▶ What to do:
Repeat the entries below exactly as they appear, with no pictures.

========

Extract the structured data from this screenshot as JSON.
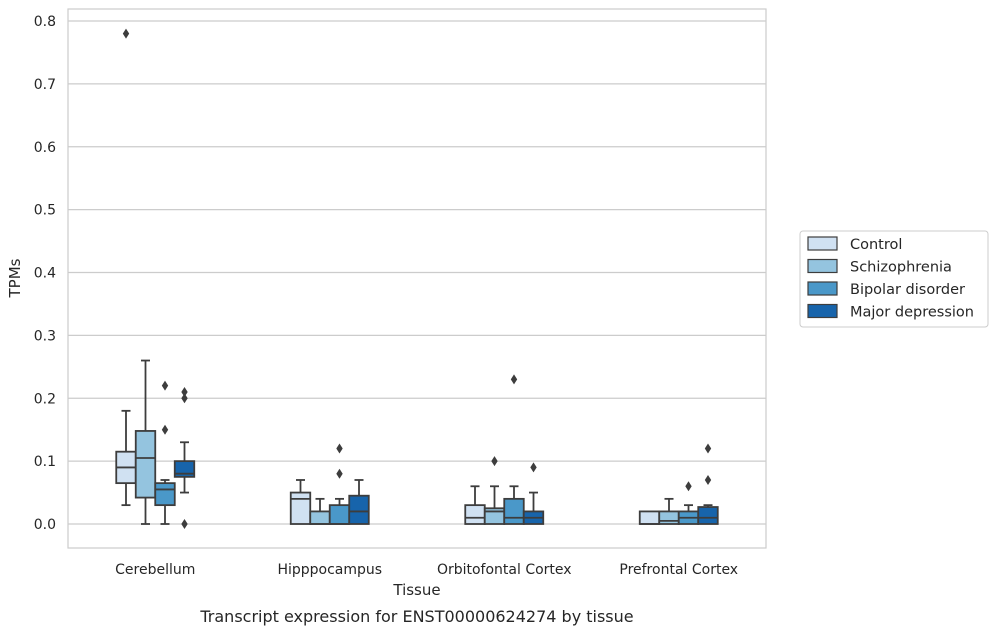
{
  "chart_data": {
    "type": "box",
    "title": "Transcript expression for ENST00000624274 by tissue",
    "xlabel": "Tissue",
    "ylabel": "TPMs",
    "ylim": [
      -0.04,
      0.82
    ],
    "yticks": [
      "0.0",
      "0.1",
      "0.2",
      "0.3",
      "0.4",
      "0.5",
      "0.6",
      "0.7",
      "0.8"
    ],
    "grid": "horizontal",
    "legend_position": "right",
    "categories": [
      "Cerebellum",
      "Hipppocampus",
      "Orbitofontal Cortex",
      "Prefrontal Cortex"
    ],
    "series": [
      {
        "name": "Control",
        "color": "#d0e1f2",
        "boxes": [
          {
            "whisker_low": 0.03,
            "q1": 0.065,
            "median": 0.09,
            "q3": 0.115,
            "whisker_high": 0.18,
            "outliers": [
              0.78
            ]
          },
          {
            "whisker_low": 0.0,
            "q1": 0.0,
            "median": 0.04,
            "q3": 0.05,
            "whisker_high": 0.07,
            "outliers": []
          },
          {
            "whisker_low": 0.0,
            "q1": 0.0,
            "median": 0.01,
            "q3": 0.03,
            "whisker_high": 0.06,
            "outliers": []
          },
          {
            "whisker_low": 0.0,
            "q1": 0.0,
            "median": 0.0,
            "q3": 0.02,
            "whisker_high": 0.02,
            "outliers": []
          }
        ]
      },
      {
        "name": "Schizophrenia",
        "color": "#94c4df",
        "boxes": [
          {
            "whisker_low": 0.0,
            "q1": 0.042,
            "median": 0.105,
            "q3": 0.148,
            "whisker_high": 0.26,
            "outliers": []
          },
          {
            "whisker_low": 0.0,
            "q1": 0.0,
            "median": 0.0,
            "q3": 0.02,
            "whisker_high": 0.04,
            "outliers": []
          },
          {
            "whisker_low": 0.0,
            "q1": 0.0,
            "median": 0.02,
            "q3": 0.025,
            "whisker_high": 0.06,
            "outliers": [
              0.1
            ]
          },
          {
            "whisker_low": 0.0,
            "q1": 0.0,
            "median": 0.005,
            "q3": 0.02,
            "whisker_high": 0.04,
            "outliers": []
          }
        ]
      },
      {
        "name": "Bipolar disorder",
        "color": "#4a98c9",
        "boxes": [
          {
            "whisker_low": 0.0,
            "q1": 0.03,
            "median": 0.055,
            "q3": 0.065,
            "whisker_high": 0.07,
            "outliers": [
              0.15,
              0.22
            ]
          },
          {
            "whisker_low": 0.0,
            "q1": 0.0,
            "median": 0.0,
            "q3": 0.03,
            "whisker_high": 0.04,
            "outliers": [
              0.08,
              0.12
            ]
          },
          {
            "whisker_low": 0.0,
            "q1": 0.0,
            "median": 0.01,
            "q3": 0.04,
            "whisker_high": 0.06,
            "outliers": [
              0.23
            ]
          },
          {
            "whisker_low": 0.0,
            "q1": 0.0,
            "median": 0.01,
            "q3": 0.02,
            "whisker_high": 0.03,
            "outliers": [
              0.06
            ]
          }
        ]
      },
      {
        "name": "Major depression",
        "color": "#1764ab",
        "boxes": [
          {
            "whisker_low": 0.05,
            "q1": 0.075,
            "median": 0.08,
            "q3": 0.1,
            "whisker_high": 0.13,
            "outliers": [
              0.0,
              0.2,
              0.21
            ]
          },
          {
            "whisker_low": 0.0,
            "q1": 0.0,
            "median": 0.02,
            "q3": 0.045,
            "whisker_high": 0.07,
            "outliers": []
          },
          {
            "whisker_low": 0.0,
            "q1": 0.0,
            "median": 0.01,
            "q3": 0.02,
            "whisker_high": 0.05,
            "outliers": [
              0.09
            ]
          },
          {
            "whisker_low": 0.0,
            "q1": 0.0,
            "median": 0.01,
            "q3": 0.027,
            "whisker_high": 0.03,
            "outliers": [
              0.07,
              0.12
            ]
          }
        ]
      }
    ]
  }
}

========

▶ Correct output:
Extract the structured data from this screenshot as JSON.
{
  "chart_data": {
    "type": "box",
    "title": "Transcript expression for ENST00000624274 by tissue",
    "xlabel": "Tissue",
    "ylabel": "TPMs",
    "ylim": [
      -0.04,
      0.82
    ],
    "yticks": [
      "0.0",
      "0.1",
      "0.2",
      "0.3",
      "0.4",
      "0.5",
      "0.6",
      "0.7",
      "0.8"
    ],
    "grid": "horizontal",
    "legend_position": "right",
    "categories": [
      "Cerebellum",
      "Hipppocampus",
      "Orbitofontal Cortex",
      "Prefrontal Cortex"
    ],
    "series": [
      {
        "name": "Control",
        "color": "#d0e1f2",
        "boxes": [
          {
            "whisker_low": 0.03,
            "q1": 0.065,
            "median": 0.09,
            "q3": 0.115,
            "whisker_high": 0.18,
            "outliers": [
              0.78
            ]
          },
          {
            "whisker_low": 0.0,
            "q1": 0.0,
            "median": 0.04,
            "q3": 0.05,
            "whisker_high": 0.07,
            "outliers": []
          },
          {
            "whisker_low": 0.0,
            "q1": 0.0,
            "median": 0.01,
            "q3": 0.03,
            "whisker_high": 0.06,
            "outliers": []
          },
          {
            "whisker_low": 0.0,
            "q1": 0.0,
            "median": 0.0,
            "q3": 0.02,
            "whisker_high": 0.02,
            "outliers": []
          }
        ]
      },
      {
        "name": "Schizophrenia",
        "color": "#94c4df",
        "boxes": [
          {
            "whisker_low": 0.0,
            "q1": 0.042,
            "median": 0.105,
            "q3": 0.148,
            "whisker_high": 0.26,
            "outliers": []
          },
          {
            "whisker_low": 0.0,
            "q1": 0.0,
            "median": 0.0,
            "q3": 0.02,
            "whisker_high": 0.04,
            "outliers": []
          },
          {
            "whisker_low": 0.0,
            "q1": 0.0,
            "median": 0.02,
            "q3": 0.025,
            "whisker_high": 0.06,
            "outliers": [
              0.1
            ]
          },
          {
            "whisker_low": 0.0,
            "q1": 0.0,
            "median": 0.005,
            "q3": 0.02,
            "whisker_high": 0.04,
            "outliers": []
          }
        ]
      },
      {
        "name": "Bipolar disorder",
        "color": "#4a98c9",
        "boxes": [
          {
            "whisker_low": 0.0,
            "q1": 0.03,
            "median": 0.055,
            "q3": 0.065,
            "whisker_high": 0.07,
            "outliers": [
              0.15,
              0.22
            ]
          },
          {
            "whisker_low": 0.0,
            "q1": 0.0,
            "median": 0.0,
            "q3": 0.03,
            "whisker_high": 0.04,
            "outliers": [
              0.08,
              0.12
            ]
          },
          {
            "whisker_low": 0.0,
            "q1": 0.0,
            "median": 0.01,
            "q3": 0.04,
            "whisker_high": 0.06,
            "outliers": [
              0.23
            ]
          },
          {
            "whisker_low": 0.0,
            "q1": 0.0,
            "median": 0.01,
            "q3": 0.02,
            "whisker_high": 0.03,
            "outliers": [
              0.06
            ]
          }
        ]
      },
      {
        "name": "Major depression",
        "color": "#1764ab",
        "boxes": [
          {
            "whisker_low": 0.05,
            "q1": 0.075,
            "median": 0.08,
            "q3": 0.1,
            "whisker_high": 0.13,
            "outliers": [
              0.0,
              0.2,
              0.21
            ]
          },
          {
            "whisker_low": 0.0,
            "q1": 0.0,
            "median": 0.02,
            "q3": 0.045,
            "whisker_high": 0.07,
            "outliers": []
          },
          {
            "whisker_low": 0.0,
            "q1": 0.0,
            "median": 0.01,
            "q3": 0.02,
            "whisker_high": 0.05,
            "outliers": [
              0.09
            ]
          },
          {
            "whisker_low": 0.0,
            "q1": 0.0,
            "median": 0.01,
            "q3": 0.027,
            "whisker_high": 0.03,
            "outliers": [
              0.07,
              0.12
            ]
          }
        ]
      }
    ]
  }
}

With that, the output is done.